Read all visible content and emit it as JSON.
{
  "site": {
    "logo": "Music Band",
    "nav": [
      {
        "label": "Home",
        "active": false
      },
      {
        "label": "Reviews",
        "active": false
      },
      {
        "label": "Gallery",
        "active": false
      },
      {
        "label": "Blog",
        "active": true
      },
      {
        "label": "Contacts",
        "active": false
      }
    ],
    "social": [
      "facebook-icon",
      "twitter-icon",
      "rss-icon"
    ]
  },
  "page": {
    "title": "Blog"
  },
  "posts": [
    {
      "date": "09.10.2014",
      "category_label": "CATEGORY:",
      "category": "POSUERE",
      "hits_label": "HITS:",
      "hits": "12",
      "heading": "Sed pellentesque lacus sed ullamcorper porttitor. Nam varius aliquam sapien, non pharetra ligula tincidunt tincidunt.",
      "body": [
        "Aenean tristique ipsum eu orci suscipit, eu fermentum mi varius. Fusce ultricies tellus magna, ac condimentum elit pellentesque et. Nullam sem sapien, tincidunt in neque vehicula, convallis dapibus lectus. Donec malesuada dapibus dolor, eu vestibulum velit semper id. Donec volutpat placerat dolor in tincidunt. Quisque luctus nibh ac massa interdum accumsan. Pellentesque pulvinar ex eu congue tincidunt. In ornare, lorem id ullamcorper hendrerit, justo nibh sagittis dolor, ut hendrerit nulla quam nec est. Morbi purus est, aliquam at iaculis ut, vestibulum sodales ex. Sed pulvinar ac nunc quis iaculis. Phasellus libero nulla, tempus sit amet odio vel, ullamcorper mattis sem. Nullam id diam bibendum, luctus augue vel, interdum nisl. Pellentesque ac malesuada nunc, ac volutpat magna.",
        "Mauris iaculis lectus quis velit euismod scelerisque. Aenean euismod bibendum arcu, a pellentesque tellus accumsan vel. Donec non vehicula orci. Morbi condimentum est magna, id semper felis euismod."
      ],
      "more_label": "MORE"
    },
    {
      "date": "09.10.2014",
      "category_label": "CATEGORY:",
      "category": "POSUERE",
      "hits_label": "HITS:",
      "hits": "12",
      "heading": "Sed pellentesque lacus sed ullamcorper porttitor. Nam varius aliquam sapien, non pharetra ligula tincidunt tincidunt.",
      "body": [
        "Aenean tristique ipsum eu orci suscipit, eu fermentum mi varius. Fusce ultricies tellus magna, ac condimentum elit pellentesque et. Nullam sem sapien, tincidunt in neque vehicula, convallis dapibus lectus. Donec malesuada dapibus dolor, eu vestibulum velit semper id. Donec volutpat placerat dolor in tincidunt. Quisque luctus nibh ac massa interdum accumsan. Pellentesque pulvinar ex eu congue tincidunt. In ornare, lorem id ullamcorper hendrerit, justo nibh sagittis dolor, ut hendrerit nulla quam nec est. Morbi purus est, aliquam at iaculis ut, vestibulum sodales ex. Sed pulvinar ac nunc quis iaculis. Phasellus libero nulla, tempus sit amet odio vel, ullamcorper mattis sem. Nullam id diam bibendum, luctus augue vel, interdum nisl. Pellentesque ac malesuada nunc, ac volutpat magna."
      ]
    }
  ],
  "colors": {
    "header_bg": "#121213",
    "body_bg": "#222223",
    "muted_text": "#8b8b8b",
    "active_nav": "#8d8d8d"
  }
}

--- --- ---

Task description ▸
Copy all of the data exactly.

Output of the task ▸
Read all visible content and emit it as JSON.
{
  "site": {
    "logo": "Music Band",
    "nav": [
      {
        "label": "Home",
        "active": false
      },
      {
        "label": "Reviews",
        "active": false
      },
      {
        "label": "Gallery",
        "active": false
      },
      {
        "label": "Blog",
        "active": true
      },
      {
        "label": "Contacts",
        "active": false
      }
    ],
    "social": [
      "facebook-icon",
      "twitter-icon",
      "rss-icon"
    ]
  },
  "page": {
    "title": "Blog"
  },
  "posts": [
    {
      "date": "09.10.2014",
      "category_label": "CATEGORY:",
      "category": "POSUERE",
      "hits_label": "HITS:",
      "hits": "12",
      "heading": "Sed pellentesque lacus sed ullamcorper porttitor. Nam varius aliquam sapien, non pharetra ligula tincidunt tincidunt.",
      "body": [
        "Aenean tristique ipsum eu orci suscipit, eu fermentum mi varius. Fusce ultricies tellus magna, ac condimentum elit pellentesque et. Nullam sem sapien, tincidunt in neque vehicula, convallis dapibus lectus. Donec malesuada dapibus dolor, eu vestibulum velit semper id. Donec volutpat placerat dolor in tincidunt. Quisque luctus nibh ac massa interdum accumsan. Pellentesque pulvinar ex eu congue tincidunt. In ornare, lorem id ullamcorper hendrerit, justo nibh sagittis dolor, ut hendrerit nulla quam nec est. Morbi purus est, aliquam at iaculis ut, vestibulum sodales ex. Sed pulvinar ac nunc quis iaculis. Phasellus libero nulla, tempus sit amet odio vel, ullamcorper mattis sem. Nullam id diam bibendum, luctus augue vel, interdum nisl. Pellentesque ac malesuada nunc, ac volutpat magna.",
        "Mauris iaculis lectus quis velit euismod scelerisque. Aenean euismod bibendum arcu, a pellentesque tellus accumsan vel. Donec non vehicula orci. Morbi condimentum est magna, id semper felis euismod."
      ],
      "more_label": "MORE"
    },
    {
      "date": "09.10.2014",
      "category_label": "CATEGORY:",
      "category": "POSUERE",
      "hits_label": "HITS:",
      "hits": "12",
      "heading": "Sed pellentesque lacus sed ullamcorper porttitor. Nam varius aliquam sapien, non pharetra ligula tincidunt tincidunt.",
      "body": [
        "Aenean tristique ipsum eu orci suscipit, eu fermentum mi varius. Fusce ultricies tellus magna, ac condimentum elit pellentesque et. Nullam sem sapien, tincidunt in neque vehicula, convallis dapibus lectus. Donec malesuada dapibus dolor, eu vestibulum velit semper id. Donec volutpat placerat dolor in tincidunt. Quisque luctus nibh ac massa interdum accumsan. Pellentesque pulvinar ex eu congue tincidunt. In ornare, lorem id ullamcorper hendrerit, justo nibh sagittis dolor, ut hendrerit nulla quam nec est. Morbi purus est, aliquam at iaculis ut, vestibulum sodales ex. Sed pulvinar ac nunc quis iaculis. Phasellus libero nulla, tempus sit amet odio vel, ullamcorper mattis sem. Nullam id diam bibendum, luctus augue vel, interdum nisl. Pellentesque ac malesuada nunc, ac volutpat magna."
      ]
    }
  ],
  "colors": {
    "header_bg": "#121213",
    "body_bg": "#222223",
    "muted_text": "#8b8b8b",
    "active_nav": "#8d8d8d"
  }
}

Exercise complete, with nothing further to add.